DO THIS: Transcribe the entries below exactly; leave every image out.

Stored entries:

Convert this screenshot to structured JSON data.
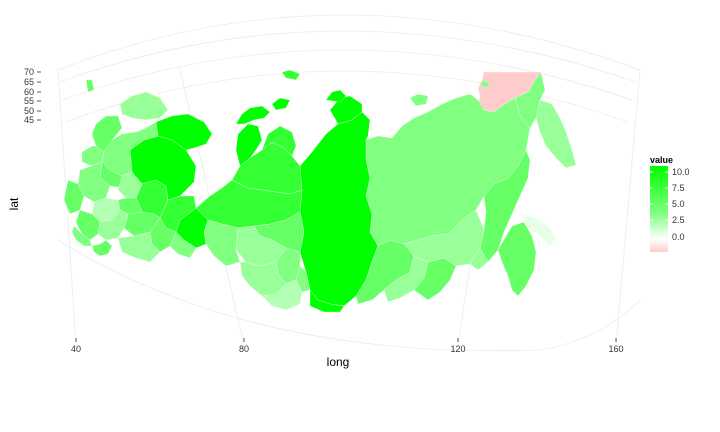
{
  "map": {
    "x_axis": {
      "title": "long",
      "ticks": [
        "40",
        "80",
        "120",
        "160"
      ]
    },
    "y_axis": {
      "title": "lat",
      "ticks": [
        "70",
        "65",
        "60",
        "55",
        "50",
        "45"
      ]
    },
    "legend": {
      "title": "value",
      "ticks": [
        "10.0",
        "7.5",
        "5.0",
        "2.5",
        "0.0"
      ],
      "colors": {
        "high": "#00ff00",
        "mid": "#ffffff",
        "low": "#ffcccc"
      }
    },
    "colors": {
      "v10": "#00ff00",
      "v8": "#33ff33",
      "v6": "#66ff66",
      "v5": "#80ff80",
      "v4": "#99ff99",
      "v3": "#b3ffb3",
      "v1": "#e6ffe6",
      "neg": "#ffcccc",
      "graticule": "#ebebeb"
    }
  }
}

EXERCISE RESPONSE:
Convert this screenshot to structured JSON data.
{
  "map": {
    "x_axis": {
      "title": "long",
      "ticks": [
        "40",
        "80",
        "120",
        "160"
      ]
    },
    "y_axis": {
      "title": "lat",
      "ticks": [
        "70",
        "65",
        "60",
        "55",
        "50",
        "45"
      ]
    },
    "legend": {
      "title": "value",
      "ticks": [
        "10.0",
        "7.5",
        "5.0",
        "2.5",
        "0.0"
      ],
      "colors": {
        "high": "#00ff00",
        "mid": "#ffffff",
        "low": "#ffcccc"
      }
    },
    "colors": {
      "v10": "#00ff00",
      "v8": "#33ff33",
      "v6": "#66ff66",
      "v5": "#80ff80",
      "v4": "#99ff99",
      "v3": "#b3ffb3",
      "v1": "#e6ffe6",
      "neg": "#ffcccc",
      "graticule": "#ebebeb"
    }
  }
}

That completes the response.